Your task is to extract every line from the material below exactly.

____________

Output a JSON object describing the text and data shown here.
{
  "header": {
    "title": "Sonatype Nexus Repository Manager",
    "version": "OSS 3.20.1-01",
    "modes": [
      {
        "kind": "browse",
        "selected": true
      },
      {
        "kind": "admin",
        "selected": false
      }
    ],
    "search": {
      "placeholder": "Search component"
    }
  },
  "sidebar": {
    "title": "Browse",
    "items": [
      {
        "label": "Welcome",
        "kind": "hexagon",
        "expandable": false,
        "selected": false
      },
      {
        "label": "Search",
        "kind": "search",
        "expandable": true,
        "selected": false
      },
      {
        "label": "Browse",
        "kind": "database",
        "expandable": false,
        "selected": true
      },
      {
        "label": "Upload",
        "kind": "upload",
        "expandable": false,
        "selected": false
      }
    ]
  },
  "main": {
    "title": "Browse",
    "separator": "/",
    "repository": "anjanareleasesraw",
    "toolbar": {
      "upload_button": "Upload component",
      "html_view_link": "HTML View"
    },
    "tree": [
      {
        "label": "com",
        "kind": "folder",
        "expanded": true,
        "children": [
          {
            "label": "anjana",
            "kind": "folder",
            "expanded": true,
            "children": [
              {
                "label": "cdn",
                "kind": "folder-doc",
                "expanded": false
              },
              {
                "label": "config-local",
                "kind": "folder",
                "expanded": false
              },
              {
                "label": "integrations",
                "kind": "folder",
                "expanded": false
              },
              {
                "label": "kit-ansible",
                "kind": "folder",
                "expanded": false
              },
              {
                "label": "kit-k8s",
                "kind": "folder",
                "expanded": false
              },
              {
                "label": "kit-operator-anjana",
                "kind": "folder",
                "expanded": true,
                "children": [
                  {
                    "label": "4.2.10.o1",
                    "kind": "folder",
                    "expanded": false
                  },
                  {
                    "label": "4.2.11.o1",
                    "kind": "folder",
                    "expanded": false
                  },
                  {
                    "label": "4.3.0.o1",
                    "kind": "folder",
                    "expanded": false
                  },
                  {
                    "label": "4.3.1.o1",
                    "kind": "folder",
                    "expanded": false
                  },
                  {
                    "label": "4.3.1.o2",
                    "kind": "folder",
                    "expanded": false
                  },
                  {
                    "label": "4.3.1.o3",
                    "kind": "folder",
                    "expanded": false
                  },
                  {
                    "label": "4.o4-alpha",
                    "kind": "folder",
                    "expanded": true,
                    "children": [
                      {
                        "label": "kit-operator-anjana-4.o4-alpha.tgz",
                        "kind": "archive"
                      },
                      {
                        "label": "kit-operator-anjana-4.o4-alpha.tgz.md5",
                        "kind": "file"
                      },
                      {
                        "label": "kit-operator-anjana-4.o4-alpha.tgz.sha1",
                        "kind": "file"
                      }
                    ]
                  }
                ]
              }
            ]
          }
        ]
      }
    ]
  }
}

____________

Task result >>
Output a JSON object describing the text and data shown here.
{
  "header": {
    "title": "Sonatype Nexus Repository Manager",
    "version": "OSS 3.20.1-01",
    "modes": [
      {
        "kind": "browse",
        "selected": true
      },
      {
        "kind": "admin",
        "selected": false
      }
    ],
    "search": {
      "placeholder": "Search component"
    }
  },
  "sidebar": {
    "title": "Browse",
    "items": [
      {
        "label": "Welcome",
        "kind": "hexagon",
        "expandable": false,
        "selected": false
      },
      {
        "label": "Search",
        "kind": "search",
        "expandable": true,
        "selected": false
      },
      {
        "label": "Browse",
        "kind": "database",
        "expandable": false,
        "selected": true
      },
      {
        "label": "Upload",
        "kind": "upload",
        "expandable": false,
        "selected": false
      }
    ]
  },
  "main": {
    "title": "Browse",
    "separator": "/",
    "repository": "anjanareleasesraw",
    "toolbar": {
      "upload_button": "Upload component",
      "html_view_link": "HTML View"
    },
    "tree": [
      {
        "label": "com",
        "kind": "folder",
        "expanded": true,
        "children": [
          {
            "label": "anjana",
            "kind": "folder",
            "expanded": true,
            "children": [
              {
                "label": "cdn",
                "kind": "folder-doc",
                "expanded": false
              },
              {
                "label": "config-local",
                "kind": "folder",
                "expanded": false
              },
              {
                "label": "integrations",
                "kind": "folder",
                "expanded": false
              },
              {
                "label": "kit-ansible",
                "kind": "folder",
                "expanded": false
              },
              {
                "label": "kit-k8s",
                "kind": "folder",
                "expanded": false
              },
              {
                "label": "kit-operator-anjana",
                "kind": "folder",
                "expanded": true,
                "children": [
                  {
                    "label": "4.2.10.o1",
                    "kind": "folder",
                    "expanded": false
                  },
                  {
                    "label": "4.2.11.o1",
                    "kind": "folder",
                    "expanded": false
                  },
                  {
                    "label": "4.3.0.o1",
                    "kind": "folder",
                    "expanded": false
                  },
                  {
                    "label": "4.3.1.o1",
                    "kind": "folder",
                    "expanded": false
                  },
                  {
                    "label": "4.3.1.o2",
                    "kind": "folder",
                    "expanded": false
                  },
                  {
                    "label": "4.3.1.o3",
                    "kind": "folder",
                    "expanded": false
                  },
                  {
                    "label": "4.o4-alpha",
                    "kind": "folder",
                    "expanded": true,
                    "children": [
                      {
                        "label": "kit-operator-anjana-4.o4-alpha.tgz",
                        "kind": "archive"
                      },
                      {
                        "label": "kit-operator-anjana-4.o4-alpha.tgz.md5",
                        "kind": "file"
                      },
                      {
                        "label": "kit-operator-anjana-4.o4-alpha.tgz.sha1",
                        "kind": "file"
                      }
                    ]
                  }
                ]
              }
            ]
          }
        ]
      }
    ]
  }
}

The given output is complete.